• _WHAT THE TASK REQUIRES_
Transcribe each of the records below exactly, excluding all pictures.

• _DATA EXCERPTS_
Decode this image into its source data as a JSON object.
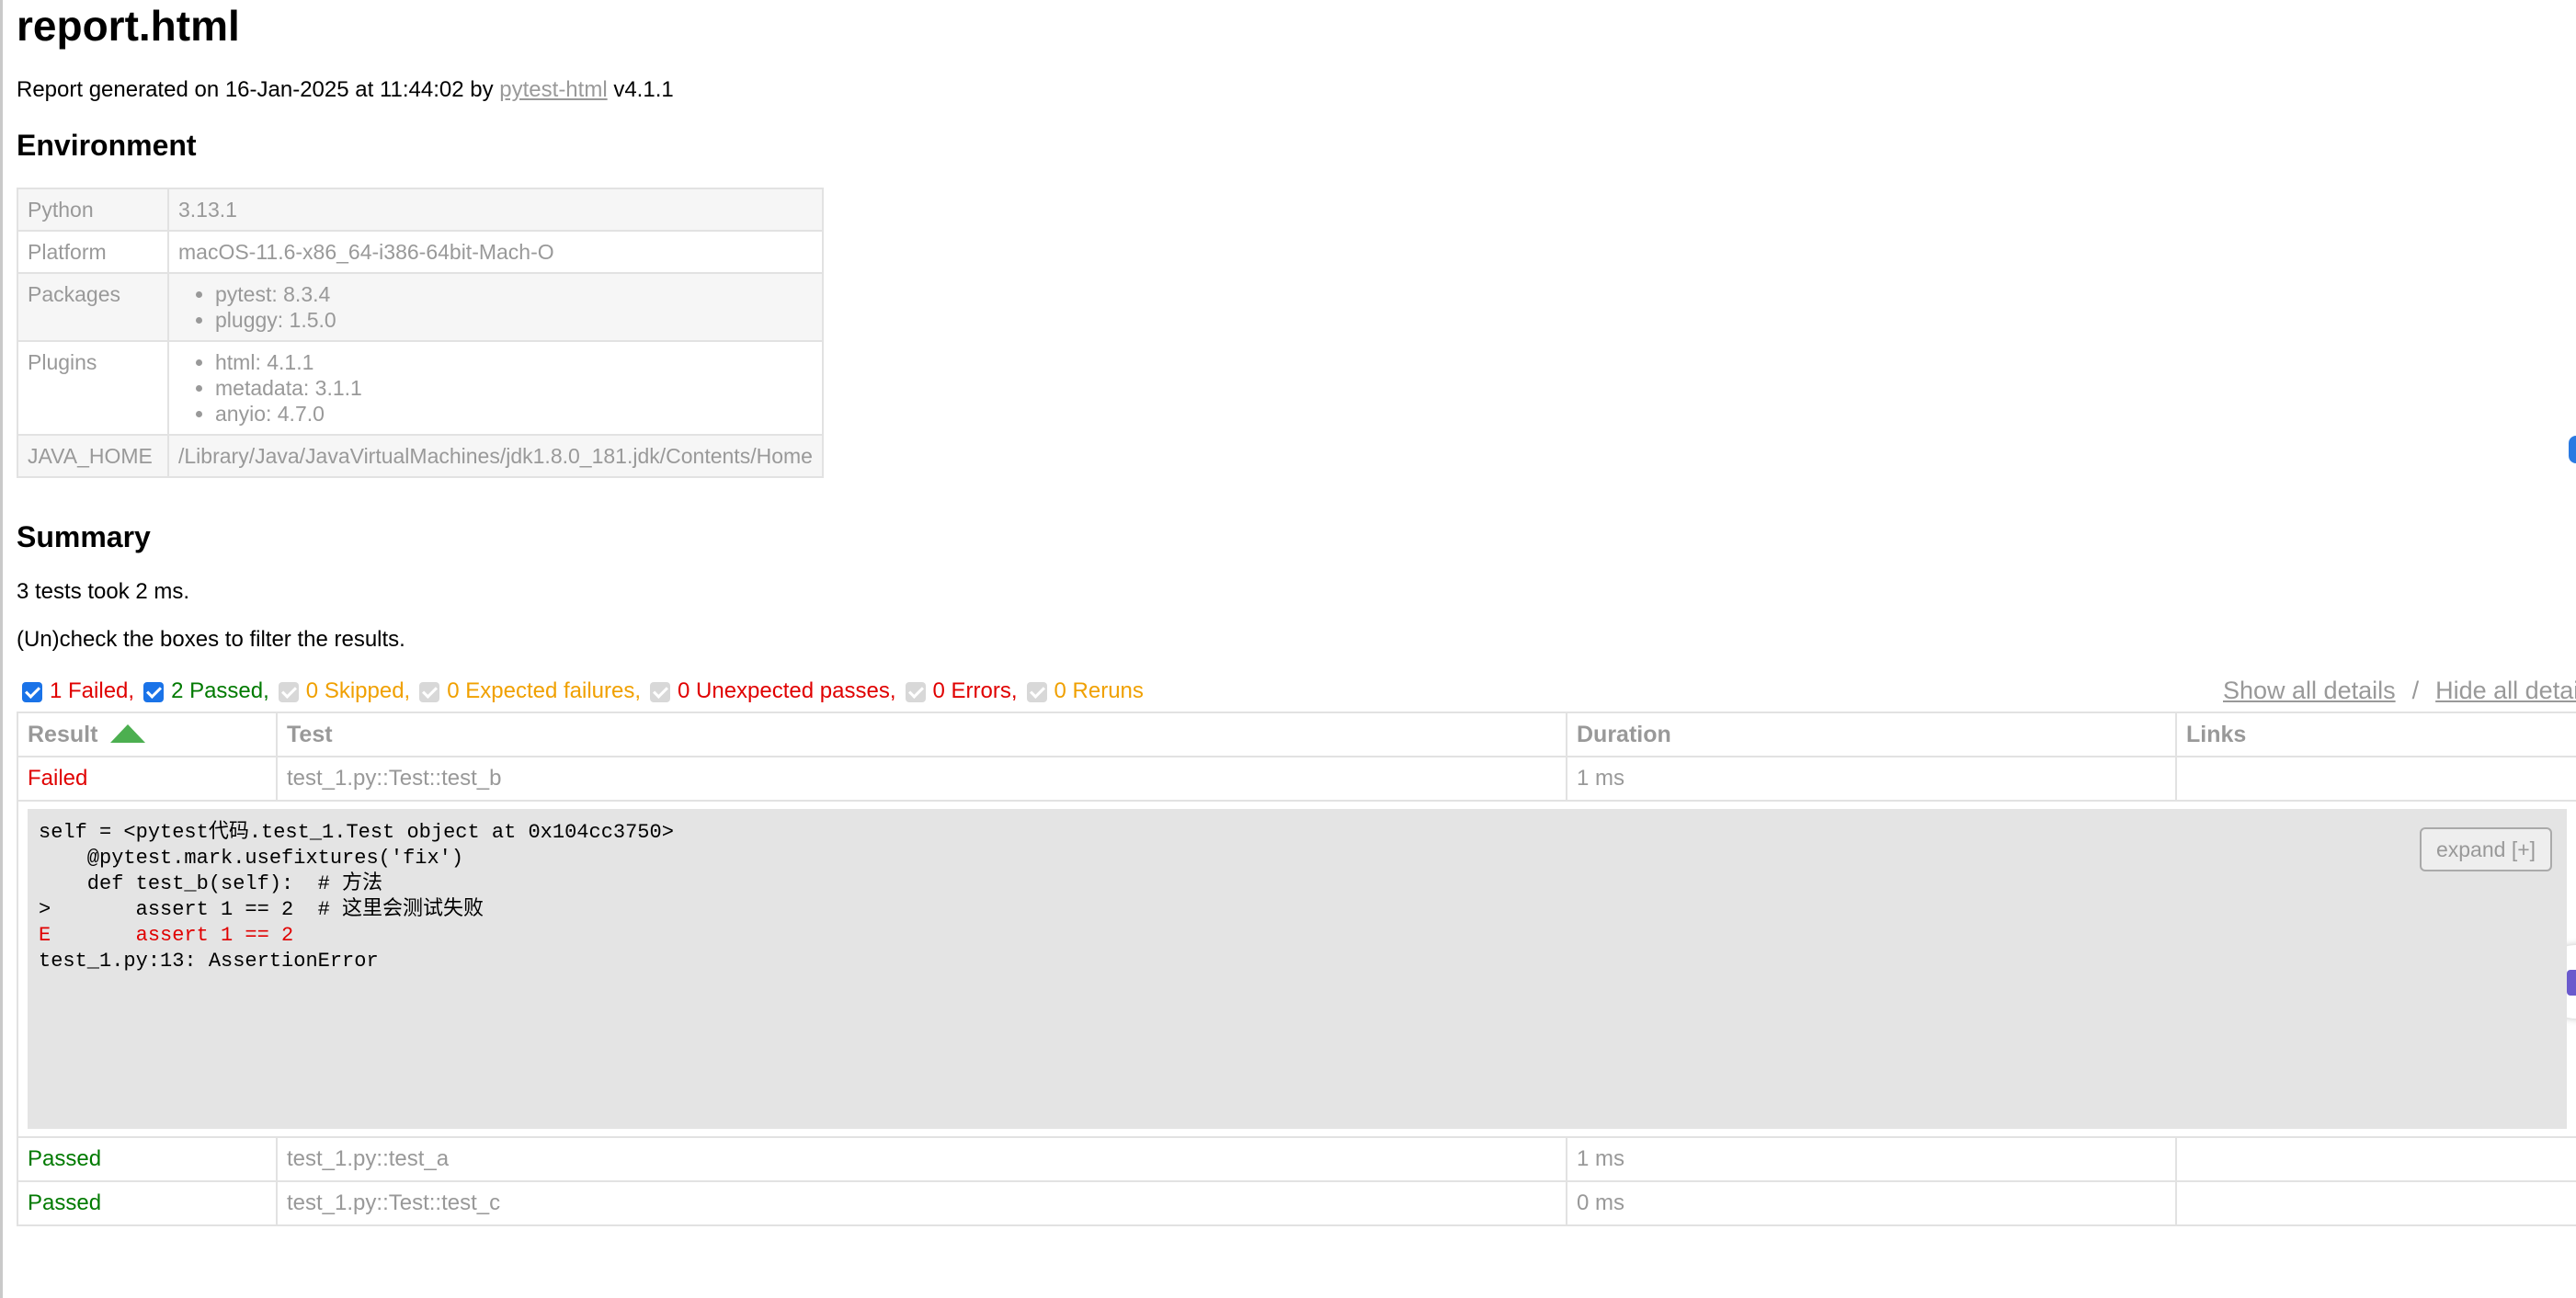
{
  "title": "report.html",
  "generated": {
    "prefix": "Report generated on 16-Jan-2025 at 11:44:02 by ",
    "link": "pytest-html",
    "suffix": " v4.1.1"
  },
  "environment": {
    "heading": "Environment",
    "rows": {
      "python": {
        "key": "Python",
        "value": "3.13.1"
      },
      "platform": {
        "key": "Platform",
        "value": "macOS-11.6-x86_64-i386-64bit-Mach-O"
      },
      "packages": {
        "key": "Packages",
        "items": [
          "pytest: 8.3.4",
          "pluggy: 1.5.0"
        ]
      },
      "plugins": {
        "key": "Plugins",
        "items": [
          "html: 4.1.1",
          "metadata: 3.1.1",
          "anyio: 4.7.0"
        ]
      },
      "java_home": {
        "key": "JAVA_HOME",
        "value": "/Library/Java/JavaVirtualMachines/jdk1.8.0_181.jdk/Contents/Home"
      }
    }
  },
  "summary": {
    "heading": "Summary",
    "duration_text": "3 tests took 2 ms.",
    "filter_hint": "(Un)check the boxes to filter the results.",
    "filters": {
      "failed": "1 Failed,",
      "passed": "2 Passed,",
      "skipped": "0 Skipped,",
      "xfailed": "0 Expected failures,",
      "xpassed": "0 Unexpected passes,",
      "errors": "0 Errors,",
      "reruns": "0 Reruns"
    },
    "show_all": "Show all details",
    "separator": "/",
    "hide_all": "Hide all details"
  },
  "results": {
    "headers": {
      "result": "Result",
      "test": "Test",
      "duration": "Duration",
      "links": "Links"
    },
    "rows": [
      {
        "result": "Failed",
        "test": "test_1.py::Test::test_b",
        "duration": "1 ms",
        "links": ""
      },
      {
        "result": "Passed",
        "test": "test_1.py::test_a",
        "duration": "1 ms",
        "links": ""
      },
      {
        "result": "Passed",
        "test": "test_1.py::Test::test_c",
        "duration": "0 ms",
        "links": ""
      }
    ],
    "log": {
      "lines": [
        "self = <pytest代码.test_1.Test object at 0x104cc3750>",
        "",
        "    @pytest.mark.usefixtures('fix')",
        "    def test_b(self):  # 方法",
        ">       assert 1 == 2  # 这里会测试失败",
        "E       assert 1 == 2",
        "",
        "test_1.py:13: AssertionError"
      ],
      "expand_label": "expand [+]"
    }
  },
  "colors": {
    "failed": "#e00000",
    "passed": "#007a00",
    "neutral": "#f0a000",
    "checkbox": "#1a73e8",
    "sort_arrow": "#4caf50"
  }
}
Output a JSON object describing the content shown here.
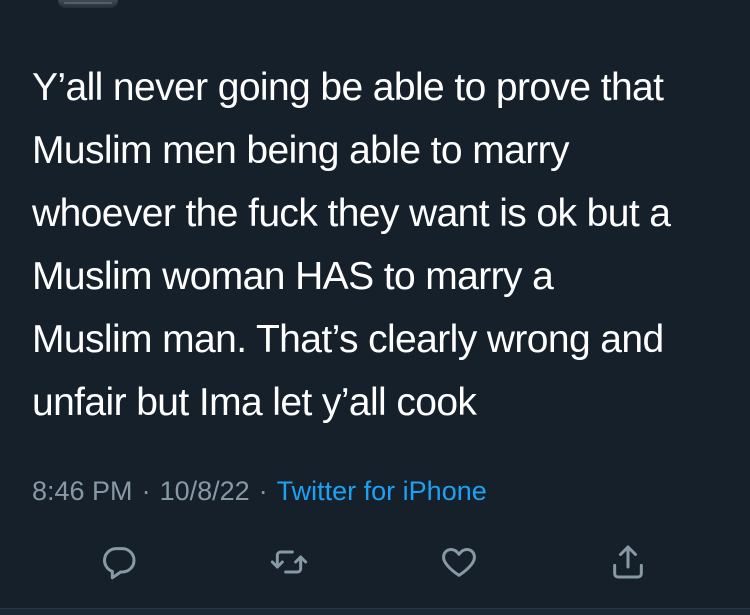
{
  "tweet": {
    "text": "Y’all never going be able to prove that\nMuslim men being able to marry\nwhoever the fuck they want is ok but a\nMuslim woman HAS to marry a\nMuslim man. That’s clearly wrong and\nunfair but Ima let y’all cook",
    "time": "8:46 PM",
    "date": "10/8/22",
    "source": "Twitter for iPhone",
    "separator": "·"
  },
  "actions": [
    {
      "name": "reply",
      "icon": "reply-icon"
    },
    {
      "name": "retweet",
      "icon": "retweet-icon"
    },
    {
      "name": "like",
      "icon": "heart-icon"
    },
    {
      "name": "share",
      "icon": "share-icon"
    }
  ],
  "colors": {
    "background": "#15202b",
    "text": "#ffffff",
    "secondary_text": "#8899a6",
    "link": "#1da1f2",
    "icon": "#8899a6"
  }
}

• _ANSWER FOR THIS EXERCISE_
Decode this image into its source data as a JSON object.
{
  "title": "report.html",
  "generated": {
    "prefix": "Report generated on 16-Jan-2025 at 11:44:02 by ",
    "link": "pytest-html",
    "suffix": " v4.1.1"
  },
  "environment": {
    "heading": "Environment",
    "rows": {
      "python": {
        "key": "Python",
        "value": "3.13.1"
      },
      "platform": {
        "key": "Platform",
        "value": "macOS-11.6-x86_64-i386-64bit-Mach-O"
      },
      "packages": {
        "key": "Packages",
        "items": [
          "pytest: 8.3.4",
          "pluggy: 1.5.0"
        ]
      },
      "plugins": {
        "key": "Plugins",
        "items": [
          "html: 4.1.1",
          "metadata: 3.1.1",
          "anyio: 4.7.0"
        ]
      },
      "java_home": {
        "key": "JAVA_HOME",
        "value": "/Library/Java/JavaVirtualMachines/jdk1.8.0_181.jdk/Contents/Home"
      }
    }
  },
  "summary": {
    "heading": "Summary",
    "duration_text": "3 tests took 2 ms.",
    "filter_hint": "(Un)check the boxes to filter the results.",
    "filters": {
      "failed": "1 Failed,",
      "passed": "2 Passed,",
      "skipped": "0 Skipped,",
      "xfailed": "0 Expected failures,",
      "xpassed": "0 Unexpected passes,",
      "errors": "0 Errors,",
      "reruns": "0 Reruns"
    },
    "show_all": "Show all details",
    "separator": "/",
    "hide_all": "Hide all details"
  },
  "results": {
    "headers": {
      "result": "Result",
      "test": "Test",
      "duration": "Duration",
      "links": "Links"
    },
    "rows": [
      {
        "result": "Failed",
        "test": "test_1.py::Test::test_b",
        "duration": "1 ms",
        "links": ""
      },
      {
        "result": "Passed",
        "test": "test_1.py::test_a",
        "duration": "1 ms",
        "links": ""
      },
      {
        "result": "Passed",
        "test": "test_1.py::Test::test_c",
        "duration": "0 ms",
        "links": ""
      }
    ],
    "log": {
      "lines": [
        "self = <pytest代码.test_1.Test object at 0x104cc3750>",
        "",
        "    @pytest.mark.usefixtures('fix')",
        "    def test_b(self):  # 方法",
        ">       assert 1 == 2  # 这里会测试失败",
        "E       assert 1 == 2",
        "",
        "test_1.py:13: AssertionError"
      ],
      "expand_label": "expand [+]"
    }
  },
  "colors": {
    "failed": "#e00000",
    "passed": "#007a00",
    "neutral": "#f0a000",
    "checkbox": "#1a73e8",
    "sort_arrow": "#4caf50"
  }
}
Output a JSON object describing the content shown here.
{
  "tweet": {
    "text": "Y’all never going be able to prove that\nMuslim men being able to marry\nwhoever the fuck they want is ok but a\nMuslim woman HAS to marry a\nMuslim man. That’s clearly wrong and\nunfair but Ima let y’all cook",
    "time": "8:46 PM",
    "date": "10/8/22",
    "source": "Twitter for iPhone",
    "separator": "·"
  },
  "actions": [
    {
      "name": "reply",
      "icon": "reply-icon"
    },
    {
      "name": "retweet",
      "icon": "retweet-icon"
    },
    {
      "name": "like",
      "icon": "heart-icon"
    },
    {
      "name": "share",
      "icon": "share-icon"
    }
  ],
  "colors": {
    "background": "#15202b",
    "text": "#ffffff",
    "secondary_text": "#8899a6",
    "link": "#1da1f2",
    "icon": "#8899a6"
  }
}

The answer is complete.